Prompt
Filter for the word "movie" and keep each matching line.
--- Begin Record list ---
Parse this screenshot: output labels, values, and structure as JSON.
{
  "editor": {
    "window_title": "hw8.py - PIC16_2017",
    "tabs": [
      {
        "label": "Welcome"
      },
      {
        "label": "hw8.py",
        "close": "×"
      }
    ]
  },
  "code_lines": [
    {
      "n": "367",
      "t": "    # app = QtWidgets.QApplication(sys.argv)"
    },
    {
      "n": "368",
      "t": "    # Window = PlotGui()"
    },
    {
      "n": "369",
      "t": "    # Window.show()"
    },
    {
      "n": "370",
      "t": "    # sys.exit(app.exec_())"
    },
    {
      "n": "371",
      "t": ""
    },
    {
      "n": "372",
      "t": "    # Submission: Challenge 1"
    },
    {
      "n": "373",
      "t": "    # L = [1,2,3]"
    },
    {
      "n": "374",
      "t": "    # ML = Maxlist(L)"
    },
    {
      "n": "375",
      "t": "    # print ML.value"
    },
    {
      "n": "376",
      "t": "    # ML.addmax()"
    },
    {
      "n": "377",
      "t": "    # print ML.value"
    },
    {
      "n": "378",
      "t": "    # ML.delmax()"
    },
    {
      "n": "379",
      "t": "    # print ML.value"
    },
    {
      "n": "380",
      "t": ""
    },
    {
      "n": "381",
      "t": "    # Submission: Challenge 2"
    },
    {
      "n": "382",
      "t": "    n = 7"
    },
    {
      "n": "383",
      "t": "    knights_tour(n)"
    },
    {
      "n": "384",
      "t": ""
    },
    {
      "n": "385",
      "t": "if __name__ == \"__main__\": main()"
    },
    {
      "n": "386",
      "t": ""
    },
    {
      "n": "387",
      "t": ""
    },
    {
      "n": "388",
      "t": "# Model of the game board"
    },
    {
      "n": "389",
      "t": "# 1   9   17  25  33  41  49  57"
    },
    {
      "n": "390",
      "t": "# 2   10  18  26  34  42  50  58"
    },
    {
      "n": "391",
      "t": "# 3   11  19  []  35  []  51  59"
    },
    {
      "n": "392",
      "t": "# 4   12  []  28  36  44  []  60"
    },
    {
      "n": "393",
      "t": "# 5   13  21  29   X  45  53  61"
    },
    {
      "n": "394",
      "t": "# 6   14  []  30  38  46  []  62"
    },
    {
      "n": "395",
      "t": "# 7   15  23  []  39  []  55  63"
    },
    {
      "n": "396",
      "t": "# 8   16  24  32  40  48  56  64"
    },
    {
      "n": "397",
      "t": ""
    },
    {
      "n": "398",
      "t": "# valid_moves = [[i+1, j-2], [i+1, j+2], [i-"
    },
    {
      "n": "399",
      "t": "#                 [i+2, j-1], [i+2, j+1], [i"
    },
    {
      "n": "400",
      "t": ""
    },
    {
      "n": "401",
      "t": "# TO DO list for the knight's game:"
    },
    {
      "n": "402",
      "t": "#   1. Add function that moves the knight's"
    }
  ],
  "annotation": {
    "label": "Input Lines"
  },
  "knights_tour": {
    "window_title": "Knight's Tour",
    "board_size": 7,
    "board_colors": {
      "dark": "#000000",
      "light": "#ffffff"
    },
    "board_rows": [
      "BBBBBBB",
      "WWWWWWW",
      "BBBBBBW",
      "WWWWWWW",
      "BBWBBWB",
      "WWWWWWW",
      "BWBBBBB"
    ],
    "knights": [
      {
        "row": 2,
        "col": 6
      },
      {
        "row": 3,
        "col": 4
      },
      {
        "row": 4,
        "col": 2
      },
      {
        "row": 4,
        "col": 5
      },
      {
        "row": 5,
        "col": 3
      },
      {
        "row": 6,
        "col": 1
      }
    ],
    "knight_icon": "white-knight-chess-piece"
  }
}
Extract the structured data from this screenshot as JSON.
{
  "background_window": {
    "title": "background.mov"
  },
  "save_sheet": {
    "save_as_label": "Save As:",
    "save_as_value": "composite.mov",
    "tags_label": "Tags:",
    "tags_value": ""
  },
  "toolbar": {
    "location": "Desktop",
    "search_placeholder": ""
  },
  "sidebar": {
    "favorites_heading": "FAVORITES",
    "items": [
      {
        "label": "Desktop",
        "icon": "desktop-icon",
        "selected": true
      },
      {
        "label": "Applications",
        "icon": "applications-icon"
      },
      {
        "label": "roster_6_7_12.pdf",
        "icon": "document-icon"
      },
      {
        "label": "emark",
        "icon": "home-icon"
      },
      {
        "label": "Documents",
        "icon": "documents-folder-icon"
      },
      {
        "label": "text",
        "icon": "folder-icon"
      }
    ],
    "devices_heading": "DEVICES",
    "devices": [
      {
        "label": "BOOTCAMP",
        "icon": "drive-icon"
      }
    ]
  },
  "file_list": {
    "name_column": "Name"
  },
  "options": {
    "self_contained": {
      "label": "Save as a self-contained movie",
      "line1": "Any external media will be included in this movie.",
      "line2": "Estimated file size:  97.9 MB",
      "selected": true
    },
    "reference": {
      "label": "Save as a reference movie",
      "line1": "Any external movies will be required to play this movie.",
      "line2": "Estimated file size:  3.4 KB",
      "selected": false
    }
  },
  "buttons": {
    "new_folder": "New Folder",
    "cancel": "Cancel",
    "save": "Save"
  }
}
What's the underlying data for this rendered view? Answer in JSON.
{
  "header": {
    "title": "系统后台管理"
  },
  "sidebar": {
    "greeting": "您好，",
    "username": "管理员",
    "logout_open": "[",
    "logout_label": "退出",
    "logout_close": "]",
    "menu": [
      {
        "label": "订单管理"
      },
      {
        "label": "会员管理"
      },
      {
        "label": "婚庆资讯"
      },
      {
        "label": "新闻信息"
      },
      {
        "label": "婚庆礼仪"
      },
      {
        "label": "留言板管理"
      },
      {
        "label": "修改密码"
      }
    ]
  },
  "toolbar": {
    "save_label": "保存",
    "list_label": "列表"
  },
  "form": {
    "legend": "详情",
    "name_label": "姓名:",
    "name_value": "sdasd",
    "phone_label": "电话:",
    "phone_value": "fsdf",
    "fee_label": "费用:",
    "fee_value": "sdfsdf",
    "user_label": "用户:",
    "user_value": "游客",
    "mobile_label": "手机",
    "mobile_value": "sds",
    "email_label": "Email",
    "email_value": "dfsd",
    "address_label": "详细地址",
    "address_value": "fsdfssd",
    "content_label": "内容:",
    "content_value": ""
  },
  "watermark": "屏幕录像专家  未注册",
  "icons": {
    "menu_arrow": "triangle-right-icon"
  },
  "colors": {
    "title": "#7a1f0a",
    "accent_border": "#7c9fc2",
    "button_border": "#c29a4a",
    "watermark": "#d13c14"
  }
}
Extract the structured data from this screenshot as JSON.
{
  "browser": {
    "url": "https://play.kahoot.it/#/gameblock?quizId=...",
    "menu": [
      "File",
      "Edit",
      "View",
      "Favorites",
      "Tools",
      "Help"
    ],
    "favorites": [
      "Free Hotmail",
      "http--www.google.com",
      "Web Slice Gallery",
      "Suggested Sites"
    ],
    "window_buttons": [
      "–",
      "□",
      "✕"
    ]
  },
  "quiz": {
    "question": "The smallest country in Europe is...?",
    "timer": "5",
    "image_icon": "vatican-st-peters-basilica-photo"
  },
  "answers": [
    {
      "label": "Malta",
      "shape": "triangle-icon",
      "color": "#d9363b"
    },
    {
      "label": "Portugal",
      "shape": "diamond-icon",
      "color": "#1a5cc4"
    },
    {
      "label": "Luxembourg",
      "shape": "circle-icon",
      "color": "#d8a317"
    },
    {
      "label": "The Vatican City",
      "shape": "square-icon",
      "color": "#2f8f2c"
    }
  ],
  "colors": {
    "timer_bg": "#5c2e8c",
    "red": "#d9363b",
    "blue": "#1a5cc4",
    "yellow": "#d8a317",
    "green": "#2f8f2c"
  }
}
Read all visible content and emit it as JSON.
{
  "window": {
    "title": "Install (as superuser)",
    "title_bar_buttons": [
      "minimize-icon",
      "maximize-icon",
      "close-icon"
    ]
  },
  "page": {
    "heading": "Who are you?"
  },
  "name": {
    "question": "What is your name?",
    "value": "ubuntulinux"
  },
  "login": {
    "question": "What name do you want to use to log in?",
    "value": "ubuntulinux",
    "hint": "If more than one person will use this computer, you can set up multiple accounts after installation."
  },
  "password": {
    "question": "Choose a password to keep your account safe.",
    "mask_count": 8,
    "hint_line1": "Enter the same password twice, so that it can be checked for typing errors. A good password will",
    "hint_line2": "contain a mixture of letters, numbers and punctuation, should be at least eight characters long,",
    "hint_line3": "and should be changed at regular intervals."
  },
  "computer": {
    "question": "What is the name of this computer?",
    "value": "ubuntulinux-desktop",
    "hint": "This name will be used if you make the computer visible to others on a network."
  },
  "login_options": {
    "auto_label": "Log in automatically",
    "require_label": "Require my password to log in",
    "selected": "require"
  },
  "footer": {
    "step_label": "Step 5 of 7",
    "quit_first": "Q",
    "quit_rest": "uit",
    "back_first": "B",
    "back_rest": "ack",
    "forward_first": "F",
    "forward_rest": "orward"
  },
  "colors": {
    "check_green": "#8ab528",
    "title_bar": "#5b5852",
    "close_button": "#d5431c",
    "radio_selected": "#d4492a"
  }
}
--- End Record list ---
Final result
      "label": "Save as a self-contained movie",
      "line1": "Any external media will be included in this movie.",
      "label": "Save as a reference movie",
      "line1": "Any external movies will be required to play this movie.",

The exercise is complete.